MATERIAL PROVIDED
################

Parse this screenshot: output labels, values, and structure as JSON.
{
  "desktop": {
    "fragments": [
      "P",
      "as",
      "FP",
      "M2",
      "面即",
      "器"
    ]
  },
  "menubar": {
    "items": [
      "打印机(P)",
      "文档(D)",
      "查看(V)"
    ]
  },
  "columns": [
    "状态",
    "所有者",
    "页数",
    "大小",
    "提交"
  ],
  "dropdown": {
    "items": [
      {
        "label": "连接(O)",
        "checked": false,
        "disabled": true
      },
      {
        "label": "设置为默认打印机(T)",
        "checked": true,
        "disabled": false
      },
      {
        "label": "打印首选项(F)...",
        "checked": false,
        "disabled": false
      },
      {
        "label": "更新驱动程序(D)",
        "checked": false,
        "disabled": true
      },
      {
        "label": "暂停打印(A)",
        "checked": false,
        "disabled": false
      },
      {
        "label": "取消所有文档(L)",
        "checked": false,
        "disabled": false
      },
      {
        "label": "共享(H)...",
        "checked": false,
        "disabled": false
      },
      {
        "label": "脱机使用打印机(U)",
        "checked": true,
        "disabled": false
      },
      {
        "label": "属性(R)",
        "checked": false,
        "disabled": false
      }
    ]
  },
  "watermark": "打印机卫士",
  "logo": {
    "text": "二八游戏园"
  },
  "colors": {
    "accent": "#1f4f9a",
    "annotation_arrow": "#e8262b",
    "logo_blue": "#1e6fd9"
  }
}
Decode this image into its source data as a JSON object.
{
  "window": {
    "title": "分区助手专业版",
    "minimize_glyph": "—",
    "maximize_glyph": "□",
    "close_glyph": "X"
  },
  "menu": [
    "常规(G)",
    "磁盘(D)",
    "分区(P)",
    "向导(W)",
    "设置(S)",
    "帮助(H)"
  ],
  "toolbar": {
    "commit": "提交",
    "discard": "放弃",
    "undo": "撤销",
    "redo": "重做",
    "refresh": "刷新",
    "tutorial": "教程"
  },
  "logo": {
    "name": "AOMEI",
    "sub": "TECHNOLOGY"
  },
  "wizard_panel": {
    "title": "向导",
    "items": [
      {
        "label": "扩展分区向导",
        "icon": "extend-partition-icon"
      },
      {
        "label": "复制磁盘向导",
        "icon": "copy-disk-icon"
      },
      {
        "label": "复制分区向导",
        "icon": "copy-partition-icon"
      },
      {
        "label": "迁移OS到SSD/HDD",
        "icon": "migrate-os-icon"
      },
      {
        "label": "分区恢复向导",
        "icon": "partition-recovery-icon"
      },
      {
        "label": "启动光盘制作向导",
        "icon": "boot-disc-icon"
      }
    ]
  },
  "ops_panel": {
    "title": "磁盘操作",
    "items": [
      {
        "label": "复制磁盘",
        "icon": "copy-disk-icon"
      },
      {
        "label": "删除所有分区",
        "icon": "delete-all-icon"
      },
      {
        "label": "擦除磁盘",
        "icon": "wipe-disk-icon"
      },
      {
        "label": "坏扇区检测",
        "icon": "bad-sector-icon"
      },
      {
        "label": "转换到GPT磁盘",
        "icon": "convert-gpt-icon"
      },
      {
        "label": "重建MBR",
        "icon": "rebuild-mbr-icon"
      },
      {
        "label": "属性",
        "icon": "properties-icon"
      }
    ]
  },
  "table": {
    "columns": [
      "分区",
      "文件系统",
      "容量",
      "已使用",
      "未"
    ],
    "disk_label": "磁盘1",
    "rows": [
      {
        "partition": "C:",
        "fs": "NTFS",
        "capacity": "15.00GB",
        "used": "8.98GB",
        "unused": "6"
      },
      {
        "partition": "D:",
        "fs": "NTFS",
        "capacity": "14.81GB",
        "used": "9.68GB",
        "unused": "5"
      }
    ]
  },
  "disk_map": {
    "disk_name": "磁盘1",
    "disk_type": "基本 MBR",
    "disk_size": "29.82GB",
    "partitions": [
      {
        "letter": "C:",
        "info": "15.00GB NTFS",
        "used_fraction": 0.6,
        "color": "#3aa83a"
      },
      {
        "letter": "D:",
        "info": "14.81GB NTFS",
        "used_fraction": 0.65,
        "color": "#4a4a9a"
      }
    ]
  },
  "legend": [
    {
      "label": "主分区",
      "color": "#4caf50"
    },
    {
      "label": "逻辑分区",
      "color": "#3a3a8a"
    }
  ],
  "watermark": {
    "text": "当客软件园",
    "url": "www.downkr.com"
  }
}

################

EXERCISE AIM
Repeat all the entries word for word.

FINAL RESULT
Parse this screenshot: output labels, values, and structure as JSON.
{
  "desktop": {
    "fragments": [
      "P",
      "as",
      "FP",
      "M2",
      "面即",
      "器"
    ]
  },
  "menubar": {
    "items": [
      "打印机(P)",
      "文档(D)",
      "查看(V)"
    ]
  },
  "columns": [
    "状态",
    "所有者",
    "页数",
    "大小",
    "提交"
  ],
  "dropdown": {
    "items": [
      {
        "label": "连接(O)",
        "checked": false,
        "disabled": true
      },
      {
        "label": "设置为默认打印机(T)",
        "checked": true,
        "disabled": false
      },
      {
        "label": "打印首选项(F)...",
        "checked": false,
        "disabled": false
      },
      {
        "label": "更新驱动程序(D)",
        "checked": false,
        "disabled": true
      },
      {
        "label": "暂停打印(A)",
        "checked": false,
        "disabled": false
      },
      {
        "label": "取消所有文档(L)",
        "checked": false,
        "disabled": false
      },
      {
        "label": "共享(H)...",
        "checked": false,
        "disabled": false
      },
      {
        "label": "脱机使用打印机(U)",
        "checked": true,
        "disabled": false
      },
      {
        "label": "属性(R)",
        "checked": false,
        "disabled": false
      }
    ]
  },
  "watermark": "打印机卫士",
  "logo": {
    "text": "二八游戏园"
  },
  "colors": {
    "accent": "#1f4f9a",
    "annotation_arrow": "#e8262b",
    "logo_blue": "#1e6fd9"
  }
}
Decode this image into its source data as a JSON object.
{
  "window": {
    "title": "分区助手专业版",
    "minimize_glyph": "—",
    "maximize_glyph": "□",
    "close_glyph": "X"
  },
  "menu": [
    "常规(G)",
    "磁盘(D)",
    "分区(P)",
    "向导(W)",
    "设置(S)",
    "帮助(H)"
  ],
  "toolbar": {
    "commit": "提交",
    "discard": "放弃",
    "undo": "撤销",
    "redo": "重做",
    "refresh": "刷新",
    "tutorial": "教程"
  },
  "logo": {
    "name": "AOMEI",
    "sub": "TECHNOLOGY"
  },
  "wizard_panel": {
    "title": "向导",
    "items": [
      {
        "label": "扩展分区向导",
        "icon": "extend-partition-icon"
      },
      {
        "label": "复制磁盘向导",
        "icon": "copy-disk-icon"
      },
      {
        "label": "复制分区向导",
        "icon": "copy-partition-icon"
      },
      {
        "label": "迁移OS到SSD/HDD",
        "icon": "migrate-os-icon"
      },
      {
        "label": "分区恢复向导",
        "icon": "partition-recovery-icon"
      },
      {
        "label": "启动光盘制作向导",
        "icon": "boot-disc-icon"
      }
    ]
  },
  "ops_panel": {
    "title": "磁盘操作",
    "items": [
      {
        "label": "复制磁盘",
        "icon": "copy-disk-icon"
      },
      {
        "label": "删除所有分区",
        "icon": "delete-all-icon"
      },
      {
        "label": "擦除磁盘",
        "icon": "wipe-disk-icon"
      },
      {
        "label": "坏扇区检测",
        "icon": "bad-sector-icon"
      },
      {
        "label": "转换到GPT磁盘",
        "icon": "convert-gpt-icon"
      },
      {
        "label": "重建MBR",
        "icon": "rebuild-mbr-icon"
      },
      {
        "label": "属性",
        "icon": "properties-icon"
      }
    ]
  },
  "table": {
    "columns": [
      "分区",
      "文件系统",
      "容量",
      "已使用",
      "未"
    ],
    "disk_label": "磁盘1",
    "rows": [
      {
        "partition": "C:",
        "fs": "NTFS",
        "capacity": "15.00GB",
        "used": "8.98GB",
        "unused": "6"
      },
      {
        "partition": "D:",
        "fs": "NTFS",
        "capacity": "14.81GB",
        "used": "9.68GB",
        "unused": "5"
      }
    ]
  },
  "disk_map": {
    "disk_name": "磁盘1",
    "disk_type": "基本 MBR",
    "disk_size": "29.82GB",
    "partitions": [
      {
        "letter": "C:",
        "info": "15.00GB NTFS",
        "used_fraction": 0.6,
        "color": "#3aa83a"
      },
      {
        "letter": "D:",
        "info": "14.81GB NTFS",
        "used_fraction": 0.65,
        "color": "#4a4a9a"
      }
    ]
  },
  "legend": [
    {
      "label": "主分区",
      "color": "#4caf50"
    },
    {
      "label": "逻辑分区",
      "color": "#3a3a8a"
    }
  ],
  "watermark": {
    "text": "当客软件园",
    "url": "www.downkr.com"
  }
}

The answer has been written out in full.